___ SELECTED EXTRACT ___

GR 184389 Perlas Bernabe (Digest)
G.R. No. 184389, September 24, 2019
ALLAN MADRILEJOS, ALLAN HERNANDEZ, GLENDA GIL, AND LISA GOKONGWEI-CHENG, PETITIONERS, VS. LOURDES GATDULA, AGNES LOPEZ, HILARION BUBAN, AND THE OFFICE OF THE CITY PROSECUTOR OF MANILA, RESPONDENTS.
FACTS
Petitioners, who were the editor-in-chief, managing editor, circulation manager, and president of Summit Publications (publisher of FHM Magazine), were charged before the City Prosecutor’s Office of Manila for violating Manila Ordinance No. 7780 (the “Anti-Obscenity and Pornography Ordinance of the City of Manila”). The case was docketed as I.S. No. 08G-12234. Petitioners filed a petition for prohibition assailing the constitutionality of Ordinance No. 7780, arguing it violates the constitutional right to free speech and expression and privacy rights. They contended the ordinance’s definitions of obscenity and pornography are unduly expansive and disregard the guidelines prescribed in Miller v. California. During the pendency of the petition, the criminal case (I.S. No. 08G-12234) was dismissed by the prosecutor via a Resolution dated June 25, 2013.

___ ENTRIES SHOWN ___

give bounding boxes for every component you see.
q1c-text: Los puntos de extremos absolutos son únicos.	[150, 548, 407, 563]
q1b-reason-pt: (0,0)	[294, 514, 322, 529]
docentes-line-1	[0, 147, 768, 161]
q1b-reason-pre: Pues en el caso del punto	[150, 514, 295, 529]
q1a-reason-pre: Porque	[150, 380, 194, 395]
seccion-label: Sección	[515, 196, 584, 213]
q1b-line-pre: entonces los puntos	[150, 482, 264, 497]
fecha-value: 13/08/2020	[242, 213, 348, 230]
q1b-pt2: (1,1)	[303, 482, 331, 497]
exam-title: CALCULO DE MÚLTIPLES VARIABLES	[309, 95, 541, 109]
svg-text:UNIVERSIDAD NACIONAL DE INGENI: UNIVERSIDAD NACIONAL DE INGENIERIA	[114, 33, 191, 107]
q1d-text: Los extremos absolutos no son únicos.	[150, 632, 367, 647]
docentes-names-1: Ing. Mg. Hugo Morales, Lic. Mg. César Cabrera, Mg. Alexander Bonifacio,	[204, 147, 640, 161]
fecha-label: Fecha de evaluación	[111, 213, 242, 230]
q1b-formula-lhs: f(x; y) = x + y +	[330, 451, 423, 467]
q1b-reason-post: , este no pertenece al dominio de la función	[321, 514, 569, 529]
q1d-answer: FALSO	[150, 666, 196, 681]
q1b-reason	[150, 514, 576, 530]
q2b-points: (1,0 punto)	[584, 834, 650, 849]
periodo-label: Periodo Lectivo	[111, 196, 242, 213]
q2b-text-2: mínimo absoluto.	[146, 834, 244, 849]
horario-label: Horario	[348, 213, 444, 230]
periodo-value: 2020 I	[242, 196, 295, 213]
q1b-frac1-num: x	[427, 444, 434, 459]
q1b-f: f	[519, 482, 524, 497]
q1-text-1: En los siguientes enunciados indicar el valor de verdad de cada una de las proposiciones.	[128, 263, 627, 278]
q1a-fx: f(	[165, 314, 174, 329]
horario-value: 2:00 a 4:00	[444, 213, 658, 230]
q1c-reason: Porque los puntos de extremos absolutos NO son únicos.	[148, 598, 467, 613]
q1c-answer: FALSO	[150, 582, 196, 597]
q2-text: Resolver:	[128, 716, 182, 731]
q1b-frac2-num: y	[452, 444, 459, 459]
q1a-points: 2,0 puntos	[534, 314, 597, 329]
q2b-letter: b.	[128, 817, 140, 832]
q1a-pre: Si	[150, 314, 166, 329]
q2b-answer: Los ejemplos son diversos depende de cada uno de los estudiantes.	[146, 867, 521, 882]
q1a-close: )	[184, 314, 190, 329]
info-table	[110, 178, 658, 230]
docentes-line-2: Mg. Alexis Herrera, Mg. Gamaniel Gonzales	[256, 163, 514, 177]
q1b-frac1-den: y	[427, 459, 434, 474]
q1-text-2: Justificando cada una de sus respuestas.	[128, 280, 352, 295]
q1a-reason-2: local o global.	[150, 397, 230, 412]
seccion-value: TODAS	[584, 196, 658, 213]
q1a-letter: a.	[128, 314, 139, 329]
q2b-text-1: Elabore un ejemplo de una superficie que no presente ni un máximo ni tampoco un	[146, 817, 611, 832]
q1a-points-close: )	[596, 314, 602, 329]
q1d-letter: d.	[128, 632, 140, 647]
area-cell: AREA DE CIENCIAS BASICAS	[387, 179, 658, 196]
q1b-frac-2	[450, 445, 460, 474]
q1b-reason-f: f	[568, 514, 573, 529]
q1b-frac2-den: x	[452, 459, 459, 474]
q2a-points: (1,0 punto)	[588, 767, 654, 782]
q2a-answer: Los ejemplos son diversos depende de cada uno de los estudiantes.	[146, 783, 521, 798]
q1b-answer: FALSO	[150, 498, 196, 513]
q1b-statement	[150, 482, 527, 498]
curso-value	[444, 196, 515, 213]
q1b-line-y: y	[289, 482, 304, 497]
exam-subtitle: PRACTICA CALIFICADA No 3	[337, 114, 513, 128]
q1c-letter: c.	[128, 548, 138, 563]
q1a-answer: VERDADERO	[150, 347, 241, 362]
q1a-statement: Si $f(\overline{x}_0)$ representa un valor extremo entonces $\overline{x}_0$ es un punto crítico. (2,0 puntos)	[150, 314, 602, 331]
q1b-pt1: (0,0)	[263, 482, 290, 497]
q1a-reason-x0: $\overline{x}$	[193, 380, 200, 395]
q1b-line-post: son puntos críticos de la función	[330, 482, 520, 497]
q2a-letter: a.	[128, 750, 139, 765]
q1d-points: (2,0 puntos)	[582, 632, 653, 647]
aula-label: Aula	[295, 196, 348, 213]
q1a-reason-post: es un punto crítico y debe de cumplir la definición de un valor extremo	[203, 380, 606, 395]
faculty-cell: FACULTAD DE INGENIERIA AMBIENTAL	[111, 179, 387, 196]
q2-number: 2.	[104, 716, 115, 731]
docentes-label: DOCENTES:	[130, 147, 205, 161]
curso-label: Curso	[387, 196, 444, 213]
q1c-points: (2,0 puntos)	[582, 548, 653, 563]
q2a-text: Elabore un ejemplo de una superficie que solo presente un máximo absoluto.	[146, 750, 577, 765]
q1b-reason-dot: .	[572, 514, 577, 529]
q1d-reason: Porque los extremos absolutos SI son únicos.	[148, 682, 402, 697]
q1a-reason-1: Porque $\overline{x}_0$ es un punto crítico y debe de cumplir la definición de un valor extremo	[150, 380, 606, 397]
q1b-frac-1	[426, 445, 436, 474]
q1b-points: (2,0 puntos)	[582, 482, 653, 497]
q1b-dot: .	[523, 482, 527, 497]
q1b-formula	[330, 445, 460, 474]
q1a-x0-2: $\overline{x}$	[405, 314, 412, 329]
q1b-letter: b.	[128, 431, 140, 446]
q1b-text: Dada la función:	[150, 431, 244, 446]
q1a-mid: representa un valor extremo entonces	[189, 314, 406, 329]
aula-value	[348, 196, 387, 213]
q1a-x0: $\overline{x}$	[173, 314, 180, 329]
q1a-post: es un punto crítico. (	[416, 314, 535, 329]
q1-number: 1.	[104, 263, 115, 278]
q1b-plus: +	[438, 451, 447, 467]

___

◆ BRIEF 1
According to the case digest, on what date was the Resolution that dismissed the criminal case issued?
◆ BRIEF 2
Copy the part of the case digest from "GR 184389 Perlas" to "OF MANILA, RESPONDENTS." word for word.

◆ EXERCISE ANSWER 1
June 25, 2013

◆ EXERCISE ANSWER 2
GR 184389 Perlas Bernabe (Digest)
G.R. No. 184389, September 24, 2019
ALLAN MADRILEJOS, ALLAN HERNANDEZ, GLENDA GIL, AND LISA GOKONGWEI-CHENG, PETITIONERS, VS. LOURDES GATDULA, AGNES LOPEZ, HILARION BUBAN, AND THE OFFICE OF THE CITY PROSECUTOR OF MANILA, RESPONDENTS.